What you will do => Find the lines holding the string "平方厘米" in the data, then copy all of them.

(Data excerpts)
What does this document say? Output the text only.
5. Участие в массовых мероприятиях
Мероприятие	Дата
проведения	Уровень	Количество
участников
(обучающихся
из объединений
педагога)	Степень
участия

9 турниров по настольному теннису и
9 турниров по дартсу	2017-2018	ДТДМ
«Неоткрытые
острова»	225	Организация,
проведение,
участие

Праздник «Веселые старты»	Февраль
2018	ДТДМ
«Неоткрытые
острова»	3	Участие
...
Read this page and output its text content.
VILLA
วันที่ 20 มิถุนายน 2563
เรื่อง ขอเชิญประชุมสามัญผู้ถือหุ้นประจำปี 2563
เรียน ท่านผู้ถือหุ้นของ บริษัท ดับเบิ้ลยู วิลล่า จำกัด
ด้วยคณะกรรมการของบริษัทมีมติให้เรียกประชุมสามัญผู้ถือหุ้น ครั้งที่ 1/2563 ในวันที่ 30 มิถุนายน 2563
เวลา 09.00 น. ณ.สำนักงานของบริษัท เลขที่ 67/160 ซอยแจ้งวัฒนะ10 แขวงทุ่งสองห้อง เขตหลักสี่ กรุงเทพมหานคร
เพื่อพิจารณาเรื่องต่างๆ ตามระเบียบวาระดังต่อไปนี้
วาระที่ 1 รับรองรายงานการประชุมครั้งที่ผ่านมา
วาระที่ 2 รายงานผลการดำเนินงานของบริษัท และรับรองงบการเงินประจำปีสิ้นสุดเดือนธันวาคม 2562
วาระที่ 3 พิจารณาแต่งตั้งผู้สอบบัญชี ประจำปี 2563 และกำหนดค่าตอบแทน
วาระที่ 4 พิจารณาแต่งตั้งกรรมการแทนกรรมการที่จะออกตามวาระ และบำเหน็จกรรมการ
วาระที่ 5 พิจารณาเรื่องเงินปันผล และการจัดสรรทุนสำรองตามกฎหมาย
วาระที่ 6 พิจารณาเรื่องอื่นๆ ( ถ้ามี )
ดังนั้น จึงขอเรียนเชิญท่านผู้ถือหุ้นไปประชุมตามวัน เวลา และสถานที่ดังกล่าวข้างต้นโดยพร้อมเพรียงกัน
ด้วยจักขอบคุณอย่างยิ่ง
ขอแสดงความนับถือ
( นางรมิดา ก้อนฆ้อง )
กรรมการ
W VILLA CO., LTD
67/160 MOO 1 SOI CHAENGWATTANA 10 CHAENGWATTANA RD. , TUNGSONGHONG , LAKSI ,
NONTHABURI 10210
* * *
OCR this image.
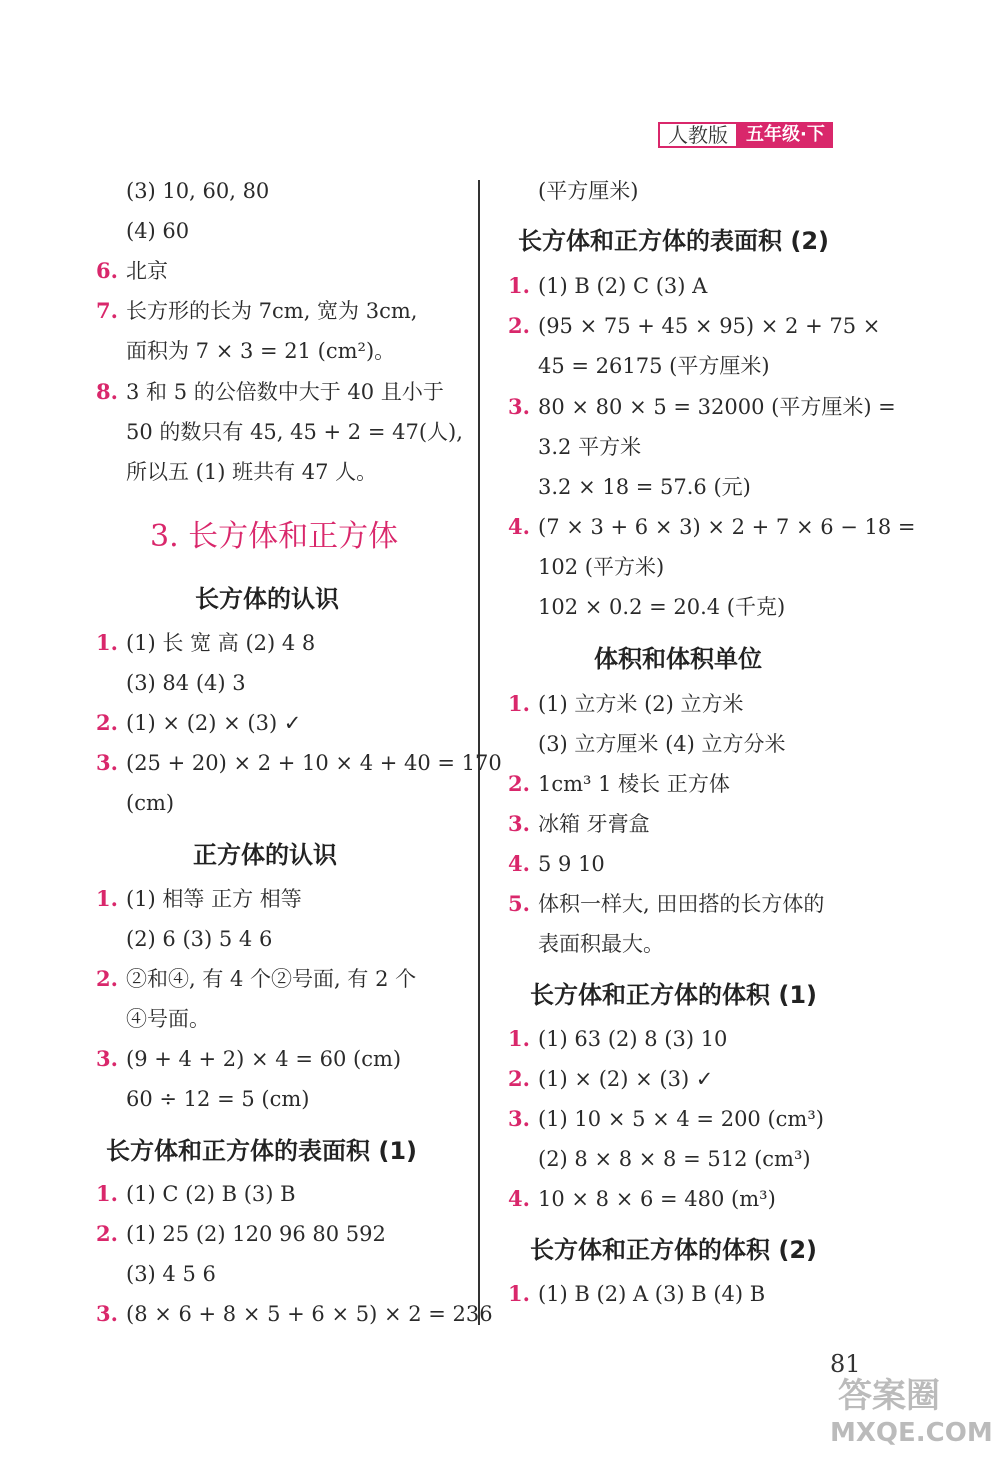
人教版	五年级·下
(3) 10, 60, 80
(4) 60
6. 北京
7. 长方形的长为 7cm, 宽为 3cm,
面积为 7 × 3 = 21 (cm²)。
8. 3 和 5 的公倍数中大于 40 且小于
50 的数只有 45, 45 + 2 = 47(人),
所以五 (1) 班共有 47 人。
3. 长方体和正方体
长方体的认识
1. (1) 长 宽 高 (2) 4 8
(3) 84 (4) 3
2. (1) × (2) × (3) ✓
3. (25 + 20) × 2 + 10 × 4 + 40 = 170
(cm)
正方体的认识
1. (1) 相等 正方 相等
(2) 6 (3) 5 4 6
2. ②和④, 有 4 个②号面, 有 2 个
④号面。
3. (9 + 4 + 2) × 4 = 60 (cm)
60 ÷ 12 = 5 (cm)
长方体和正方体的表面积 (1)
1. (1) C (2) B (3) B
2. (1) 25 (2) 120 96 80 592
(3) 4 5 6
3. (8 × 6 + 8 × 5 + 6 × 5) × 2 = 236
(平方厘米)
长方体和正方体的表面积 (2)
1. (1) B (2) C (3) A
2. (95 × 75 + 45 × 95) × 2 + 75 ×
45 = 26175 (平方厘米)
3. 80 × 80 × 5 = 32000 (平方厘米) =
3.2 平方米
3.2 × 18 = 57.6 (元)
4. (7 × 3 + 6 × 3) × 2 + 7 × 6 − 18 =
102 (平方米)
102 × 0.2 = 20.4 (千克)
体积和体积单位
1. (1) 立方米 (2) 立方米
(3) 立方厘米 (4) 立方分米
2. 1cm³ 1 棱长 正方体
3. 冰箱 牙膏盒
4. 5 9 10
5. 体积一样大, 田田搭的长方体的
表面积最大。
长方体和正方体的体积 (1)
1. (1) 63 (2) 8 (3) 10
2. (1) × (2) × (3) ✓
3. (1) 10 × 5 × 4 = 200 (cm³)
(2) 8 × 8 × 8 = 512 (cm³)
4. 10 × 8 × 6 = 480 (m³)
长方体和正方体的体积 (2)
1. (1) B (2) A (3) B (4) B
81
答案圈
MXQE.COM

Output =>
(平方厘米)
45 = 26175 (平方厘米)
3. 80 × 80 × 5 = 32000 (平方厘米) =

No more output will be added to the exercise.